What you need to do
Reproduce the listing below character for character; drop every image.

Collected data
───

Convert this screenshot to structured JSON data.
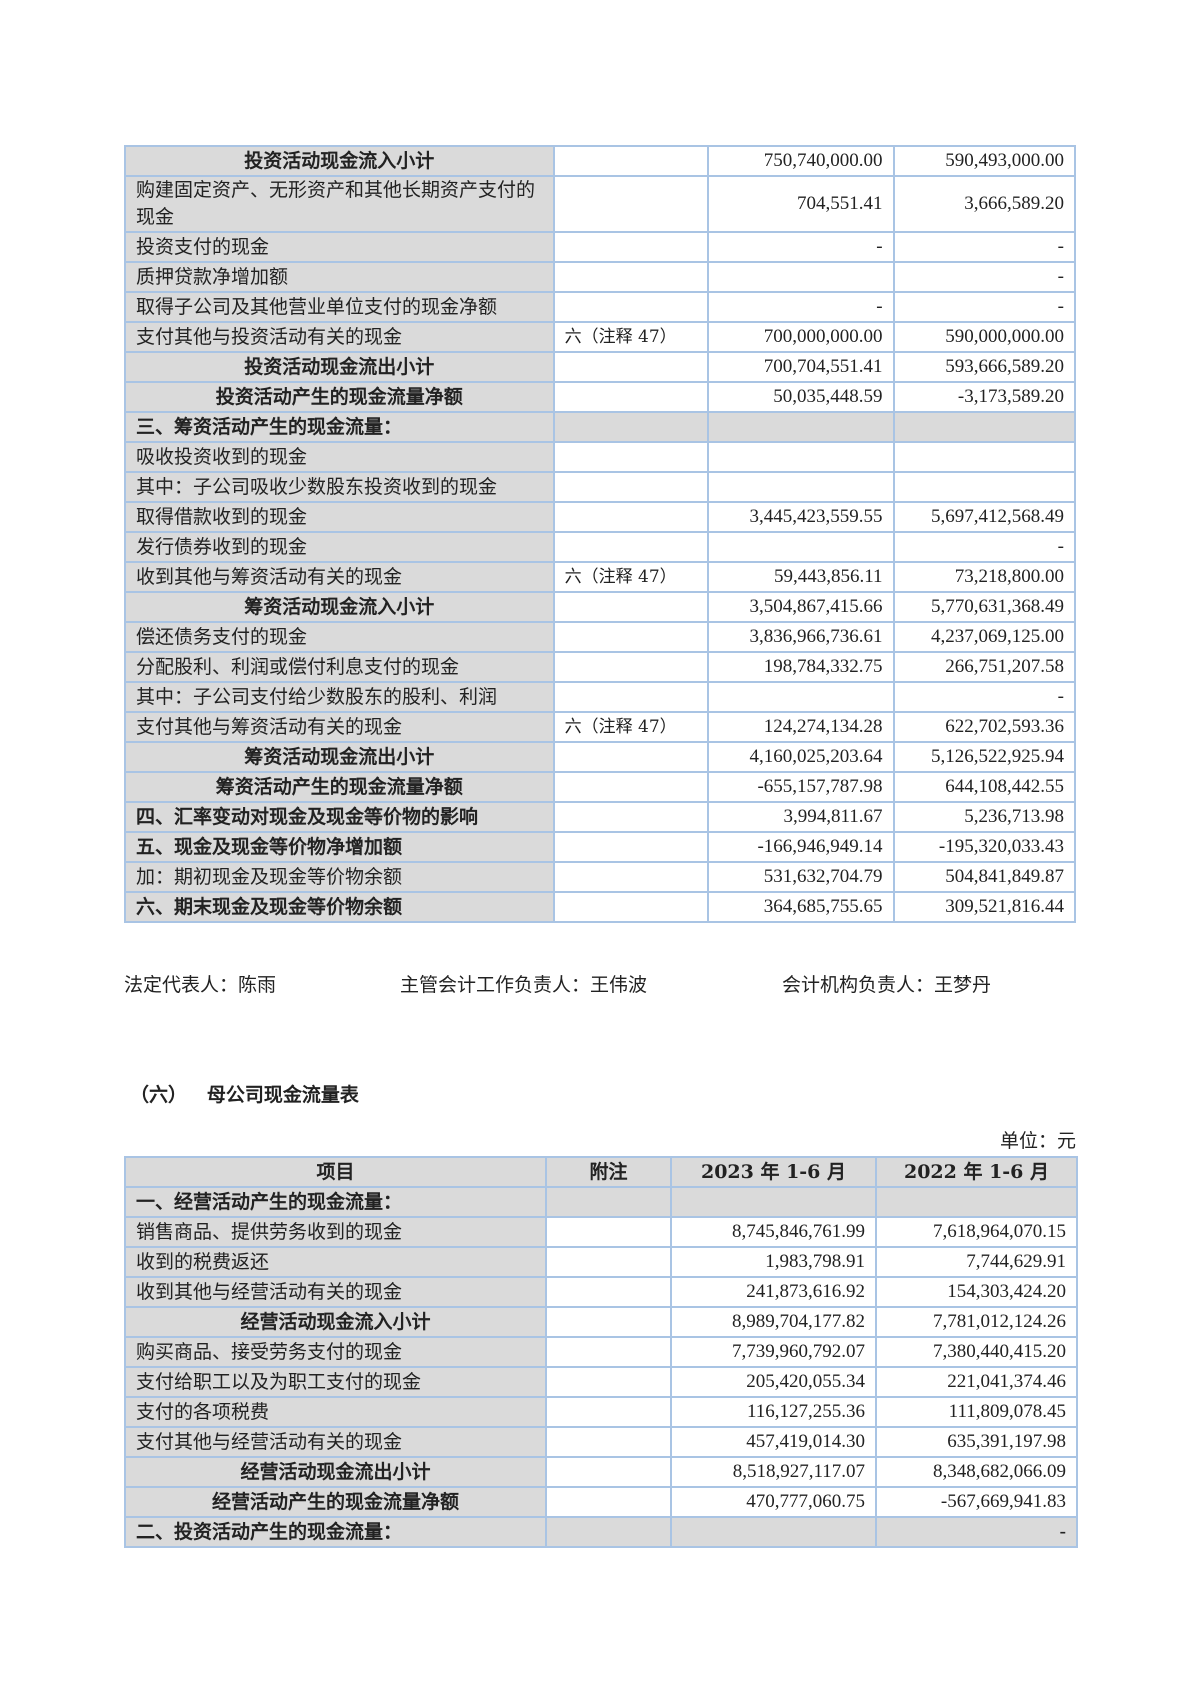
{
  "table1": {
    "rows": [
      {
        "label": "投资活动现金流入小计",
        "note": "",
        "v1": "750,740,000.00",
        "v2": "590,493,000.00",
        "type": "subtotal"
      },
      {
        "label": "购建固定资产、无形资产和其他长期资产支付的现金",
        "note": "",
        "v1": "704,551.41",
        "v2": "3,666,589.20",
        "type": "normal"
      },
      {
        "label": "投资支付的现金",
        "note": "",
        "v1": "-",
        "v2": "-",
        "type": "normal"
      },
      {
        "label": "质押贷款净增加额",
        "note": "",
        "v1": "",
        "v2": "-",
        "type": "normal"
      },
      {
        "label": "取得子公司及其他营业单位支付的现金净额",
        "note": "",
        "v1": "-",
        "v2": "-",
        "type": "normal"
      },
      {
        "label": "支付其他与投资活动有关的现金",
        "note": "六（注释 47）",
        "v1": "700,000,000.00",
        "v2": "590,000,000.00",
        "type": "normal"
      },
      {
        "label": "投资活动现金流出小计",
        "note": "",
        "v1": "700,704,551.41",
        "v2": "593,666,589.20",
        "type": "subtotal"
      },
      {
        "label": "投资活动产生的现金流量净额",
        "note": "",
        "v1": "50,035,448.59",
        "v2": "-3,173,589.20",
        "type": "subtotal"
      },
      {
        "label": "三、筹资活动产生的现金流量：",
        "note": "",
        "v1": "",
        "v2": "",
        "type": "section"
      },
      {
        "label": "吸收投资收到的现金",
        "note": "",
        "v1": "",
        "v2": "",
        "type": "normal"
      },
      {
        "label": "其中：子公司吸收少数股东投资收到的现金",
        "note": "",
        "v1": "",
        "v2": "",
        "type": "normal"
      },
      {
        "label": "取得借款收到的现金",
        "note": "",
        "v1": "3,445,423,559.55",
        "v2": "5,697,412,568.49",
        "type": "normal"
      },
      {
        "label": "发行债券收到的现金",
        "note": "",
        "v1": "",
        "v2": "-",
        "type": "normal"
      },
      {
        "label": "收到其他与筹资活动有关的现金",
        "note": "六（注释 47）",
        "v1": "59,443,856.11",
        "v2": "73,218,800.00",
        "type": "normal"
      },
      {
        "label": "筹资活动现金流入小计",
        "note": "",
        "v1": "3,504,867,415.66",
        "v2": "5,770,631,368.49",
        "type": "subtotal"
      },
      {
        "label": "偿还债务支付的现金",
        "note": "",
        "v1": "3,836,966,736.61",
        "v2": "4,237,069,125.00",
        "type": "normal"
      },
      {
        "label": "分配股利、利润或偿付利息支付的现金",
        "note": "",
        "v1": "198,784,332.75",
        "v2": "266,751,207.58",
        "type": "normal"
      },
      {
        "label": "其中：子公司支付给少数股东的股利、利润",
        "note": "",
        "v1": "",
        "v2": "-",
        "type": "normal"
      },
      {
        "label": "支付其他与筹资活动有关的现金",
        "note": "六（注释 47）",
        "v1": "124,274,134.28",
        "v2": "622,702,593.36",
        "type": "normal"
      },
      {
        "label": "筹资活动现金流出小计",
        "note": "",
        "v1": "4,160,025,203.64",
        "v2": "5,126,522,925.94",
        "type": "subtotal"
      },
      {
        "label": "筹资活动产生的现金流量净额",
        "note": "",
        "v1": "-655,157,787.98",
        "v2": "644,108,442.55",
        "type": "subtotal"
      },
      {
        "label": "四、汇率变动对现金及现金等价物的影响",
        "note": "",
        "v1": "3,994,811.67",
        "v2": "5,236,713.98",
        "type": "bold"
      },
      {
        "label": "五、现金及现金等价物净增加额",
        "note": "",
        "v1": "-166,946,949.14",
        "v2": "-195,320,033.43",
        "type": "bold"
      },
      {
        "label": "加：期初现金及现金等价物余额",
        "note": "",
        "v1": "531,632,704.79",
        "v2": "504,841,849.87",
        "type": "normal"
      },
      {
        "label": "六、期末现金及现金等价物余额",
        "note": "",
        "v1": "364,685,755.65",
        "v2": "309,521,816.44",
        "type": "bold"
      }
    ]
  },
  "signatures": {
    "legal_rep": "法定代表人：陈雨",
    "accounting_head": "主管会计工作负责人：王伟波",
    "accounting_org_head": "会计机构负责人：王梦丹"
  },
  "section_title": "（六）   母公司现金流量表",
  "unit": "单位：元",
  "table2": {
    "headers": [
      "项目",
      "附注",
      "2023 年 1-6 月",
      "2022 年 1-6 月"
    ],
    "rows": [
      {
        "label": "一、经营活动产生的现金流量：",
        "note": "",
        "v1": "",
        "v2": "",
        "type": "section"
      },
      {
        "label": "销售商品、提供劳务收到的现金",
        "note": "",
        "v1": "8,745,846,761.99",
        "v2": "7,618,964,070.15",
        "type": "normal"
      },
      {
        "label": "收到的税费返还",
        "note": "",
        "v1": "1,983,798.91",
        "v2": "7,744,629.91",
        "type": "normal"
      },
      {
        "label": "收到其他与经营活动有关的现金",
        "note": "",
        "v1": "241,873,616.92",
        "v2": "154,303,424.20",
        "type": "normal"
      },
      {
        "label": "经营活动现金流入小计",
        "note": "",
        "v1": "8,989,704,177.82",
        "v2": "7,781,012,124.26",
        "type": "subtotal"
      },
      {
        "label": "购买商品、接受劳务支付的现金",
        "note": "",
        "v1": "7,739,960,792.07",
        "v2": "7,380,440,415.20",
        "type": "normal"
      },
      {
        "label": "支付给职工以及为职工支付的现金",
        "note": "",
        "v1": "205,420,055.34",
        "v2": "221,041,374.46",
        "type": "normal"
      },
      {
        "label": "支付的各项税费",
        "note": "",
        "v1": "116,127,255.36",
        "v2": "111,809,078.45",
        "type": "normal"
      },
      {
        "label": "支付其他与经营活动有关的现金",
        "note": "",
        "v1": "457,419,014.30",
        "v2": "635,391,197.98",
        "type": "normal"
      },
      {
        "label": "经营活动现金流出小计",
        "note": "",
        "v1": "8,518,927,117.07",
        "v2": "8,348,682,066.09",
        "type": "subtotal"
      },
      {
        "label": "经营活动产生的现金流量净额",
        "note": "",
        "v1": "470,777,060.75",
        "v2": "-567,669,941.83",
        "type": "subtotal"
      },
      {
        "label": "二、投资活动产生的现金流量：",
        "note": "",
        "v1": "",
        "v2": "-",
        "type": "section"
      }
    ]
  }
}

───

Answer to the problem
Convert this screenshot to structured JSON data.
{
  "table1": {
    "rows": [
      {
        "label": "投资活动现金流入小计",
        "note": "",
        "v1": "750,740,000.00",
        "v2": "590,493,000.00",
        "type": "subtotal"
      },
      {
        "label": "购建固定资产、无形资产和其他长期资产支付的现金",
        "note": "",
        "v1": "704,551.41",
        "v2": "3,666,589.20",
        "type": "normal"
      },
      {
        "label": "投资支付的现金",
        "note": "",
        "v1": "-",
        "v2": "-",
        "type": "normal"
      },
      {
        "label": "质押贷款净增加额",
        "note": "",
        "v1": "",
        "v2": "-",
        "type": "normal"
      },
      {
        "label": "取得子公司及其他营业单位支付的现金净额",
        "note": "",
        "v1": "-",
        "v2": "-",
        "type": "normal"
      },
      {
        "label": "支付其他与投资活动有关的现金",
        "note": "六（注释 47）",
        "v1": "700,000,000.00",
        "v2": "590,000,000.00",
        "type": "normal"
      },
      {
        "label": "投资活动现金流出小计",
        "note": "",
        "v1": "700,704,551.41",
        "v2": "593,666,589.20",
        "type": "subtotal"
      },
      {
        "label": "投资活动产生的现金流量净额",
        "note": "",
        "v1": "50,035,448.59",
        "v2": "-3,173,589.20",
        "type": "subtotal"
      },
      {
        "label": "三、筹资活动产生的现金流量：",
        "note": "",
        "v1": "",
        "v2": "",
        "type": "section"
      },
      {
        "label": "吸收投资收到的现金",
        "note": "",
        "v1": "",
        "v2": "",
        "type": "normal"
      },
      {
        "label": "其中：子公司吸收少数股东投资收到的现金",
        "note": "",
        "v1": "",
        "v2": "",
        "type": "normal"
      },
      {
        "label": "取得借款收到的现金",
        "note": "",
        "v1": "3,445,423,559.55",
        "v2": "5,697,412,568.49",
        "type": "normal"
      },
      {
        "label": "发行债券收到的现金",
        "note": "",
        "v1": "",
        "v2": "-",
        "type": "normal"
      },
      {
        "label": "收到其他与筹资活动有关的现金",
        "note": "六（注释 47）",
        "v1": "59,443,856.11",
        "v2": "73,218,800.00",
        "type": "normal"
      },
      {
        "label": "筹资活动现金流入小计",
        "note": "",
        "v1": "3,504,867,415.66",
        "v2": "5,770,631,368.49",
        "type": "subtotal"
      },
      {
        "label": "偿还债务支付的现金",
        "note": "",
        "v1": "3,836,966,736.61",
        "v2": "4,237,069,125.00",
        "type": "normal"
      },
      {
        "label": "分配股利、利润或偿付利息支付的现金",
        "note": "",
        "v1": "198,784,332.75",
        "v2": "266,751,207.58",
        "type": "normal"
      },
      {
        "label": "其中：子公司支付给少数股东的股利、利润",
        "note": "",
        "v1": "",
        "v2": "-",
        "type": "normal"
      },
      {
        "label": "支付其他与筹资活动有关的现金",
        "note": "六（注释 47）",
        "v1": "124,274,134.28",
        "v2": "622,702,593.36",
        "type": "normal"
      },
      {
        "label": "筹资活动现金流出小计",
        "note": "",
        "v1": "4,160,025,203.64",
        "v2": "5,126,522,925.94",
        "type": "subtotal"
      },
      {
        "label": "筹资活动产生的现金流量净额",
        "note": "",
        "v1": "-655,157,787.98",
        "v2": "644,108,442.55",
        "type": "subtotal"
      },
      {
        "label": "四、汇率变动对现金及现金等价物的影响",
        "note": "",
        "v1": "3,994,811.67",
        "v2": "5,236,713.98",
        "type": "bold"
      },
      {
        "label": "五、现金及现金等价物净增加额",
        "note": "",
        "v1": "-166,946,949.14",
        "v2": "-195,320,033.43",
        "type": "bold"
      },
      {
        "label": "加：期初现金及现金等价物余额",
        "note": "",
        "v1": "531,632,704.79",
        "v2": "504,841,849.87",
        "type": "normal"
      },
      {
        "label": "六、期末现金及现金等价物余额",
        "note": "",
        "v1": "364,685,755.65",
        "v2": "309,521,816.44",
        "type": "bold"
      }
    ]
  },
  "signatures": {
    "legal_rep": "法定代表人：陈雨",
    "accounting_head": "主管会计工作负责人：王伟波",
    "accounting_org_head": "会计机构负责人：王梦丹"
  },
  "section_title": "（六）   母公司现金流量表",
  "unit": "单位：元",
  "table2": {
    "headers": [
      "项目",
      "附注",
      "2023 年 1-6 月",
      "2022 年 1-6 月"
    ],
    "rows": [
      {
        "label": "一、经营活动产生的现金流量：",
        "note": "",
        "v1": "",
        "v2": "",
        "type": "section"
      },
      {
        "label": "销售商品、提供劳务收到的现金",
        "note": "",
        "v1": "8,745,846,761.99",
        "v2": "7,618,964,070.15",
        "type": "normal"
      },
      {
        "label": "收到的税费返还",
        "note": "",
        "v1": "1,983,798.91",
        "v2": "7,744,629.91",
        "type": "normal"
      },
      {
        "label": "收到其他与经营活动有关的现金",
        "note": "",
        "v1": "241,873,616.92",
        "v2": "154,303,424.20",
        "type": "normal"
      },
      {
        "label": "经营活动现金流入小计",
        "note": "",
        "v1": "8,989,704,177.82",
        "v2": "7,781,012,124.26",
        "type": "subtotal"
      },
      {
        "label": "购买商品、接受劳务支付的现金",
        "note": "",
        "v1": "7,739,960,792.07",
        "v2": "7,380,440,415.20",
        "type": "normal"
      },
      {
        "label": "支付给职工以及为职工支付的现金",
        "note": "",
        "v1": "205,420,055.34",
        "v2": "221,041,374.46",
        "type": "normal"
      },
      {
        "label": "支付的各项税费",
        "note": "",
        "v1": "116,127,255.36",
        "v2": "111,809,078.45",
        "type": "normal"
      },
      {
        "label": "支付其他与经营活动有关的现金",
        "note": "",
        "v1": "457,419,014.30",
        "v2": "635,391,197.98",
        "type": "normal"
      },
      {
        "label": "经营活动现金流出小计",
        "note": "",
        "v1": "8,518,927,117.07",
        "v2": "8,348,682,066.09",
        "type": "subtotal"
      },
      {
        "label": "经营活动产生的现金流量净额",
        "note": "",
        "v1": "470,777,060.75",
        "v2": "-567,669,941.83",
        "type": "subtotal"
      },
      {
        "label": "二、投资活动产生的现金流量：",
        "note": "",
        "v1": "",
        "v2": "-",
        "type": "section"
      }
    ]
  }
}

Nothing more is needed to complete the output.